*INSTRUCTIONS FOR THE TASK*
Output all the material that follows, exactly as given.

Stored data
• • • •

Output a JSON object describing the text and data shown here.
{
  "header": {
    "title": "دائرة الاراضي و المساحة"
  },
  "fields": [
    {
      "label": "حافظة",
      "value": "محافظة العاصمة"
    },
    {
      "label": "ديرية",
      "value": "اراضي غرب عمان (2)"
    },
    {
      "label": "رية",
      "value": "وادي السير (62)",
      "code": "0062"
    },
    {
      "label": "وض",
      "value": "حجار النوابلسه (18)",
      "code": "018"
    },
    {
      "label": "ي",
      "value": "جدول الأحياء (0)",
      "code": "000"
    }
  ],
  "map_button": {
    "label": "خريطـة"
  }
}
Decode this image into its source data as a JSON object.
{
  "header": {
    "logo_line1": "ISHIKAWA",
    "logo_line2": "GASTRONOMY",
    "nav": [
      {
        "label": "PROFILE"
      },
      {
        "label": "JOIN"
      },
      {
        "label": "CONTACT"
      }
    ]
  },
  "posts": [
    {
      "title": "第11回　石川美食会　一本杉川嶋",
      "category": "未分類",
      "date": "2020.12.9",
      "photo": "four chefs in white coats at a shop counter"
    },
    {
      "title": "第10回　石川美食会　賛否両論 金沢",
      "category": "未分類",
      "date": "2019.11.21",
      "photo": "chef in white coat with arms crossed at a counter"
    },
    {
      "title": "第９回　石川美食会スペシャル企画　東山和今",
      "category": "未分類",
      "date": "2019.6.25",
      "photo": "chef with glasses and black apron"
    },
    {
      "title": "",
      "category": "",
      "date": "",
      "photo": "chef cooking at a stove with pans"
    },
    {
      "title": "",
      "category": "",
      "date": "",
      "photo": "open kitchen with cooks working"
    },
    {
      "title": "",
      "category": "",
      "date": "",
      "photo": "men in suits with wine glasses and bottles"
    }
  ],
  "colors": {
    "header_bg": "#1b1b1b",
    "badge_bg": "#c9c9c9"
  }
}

• • • •

*SOLUTION TO THIS TASK*
Output a JSON object describing the text and data shown here.
{
  "header": {
    "title": "دائرة الاراضي و المساحة"
  },
  "fields": [
    {
      "label": "حافظة",
      "value": "محافظة العاصمة"
    },
    {
      "label": "ديرية",
      "value": "اراضي غرب عمان (2)"
    },
    {
      "label": "رية",
      "value": "وادي السير (62)",
      "code": "0062"
    },
    {
      "label": "وض",
      "value": "حجار النوابلسه (18)",
      "code": "018"
    },
    {
      "label": "ي",
      "value": "جدول الأحياء (0)",
      "code": "000"
    }
  ],
  "map_button": {
    "label": "خريطـة"
  }
}
Decode this image into its source data as a JSON object.
{
  "header": {
    "logo_line1": "ISHIKAWA",
    "logo_line2": "GASTRONOMY",
    "nav": [
      {
        "label": "PROFILE"
      },
      {
        "label": "JOIN"
      },
      {
        "label": "CONTACT"
      }
    ]
  },
  "posts": [
    {
      "title": "第11回　石川美食会　一本杉川嶋",
      "category": "未分類",
      "date": "2020.12.9",
      "photo": "four chefs in white coats at a shop counter"
    },
    {
      "title": "第10回　石川美食会　賛否両論 金沢",
      "category": "未分類",
      "date": "2019.11.21",
      "photo": "chef in white coat with arms crossed at a counter"
    },
    {
      "title": "第９回　石川美食会スペシャル企画　東山和今",
      "category": "未分類",
      "date": "2019.6.25",
      "photo": "chef with glasses and black apron"
    },
    {
      "title": "",
      "category": "",
      "date": "",
      "photo": "chef cooking at a stove with pans"
    },
    {
      "title": "",
      "category": "",
      "date": "",
      "photo": "open kitchen with cooks working"
    },
    {
      "title": "",
      "category": "",
      "date": "",
      "photo": "men in suits with wine glasses and bottles"
    }
  ],
  "colors": {
    "header_bg": "#1b1b1b",
    "badge_bg": "#c9c9c9"
  }
}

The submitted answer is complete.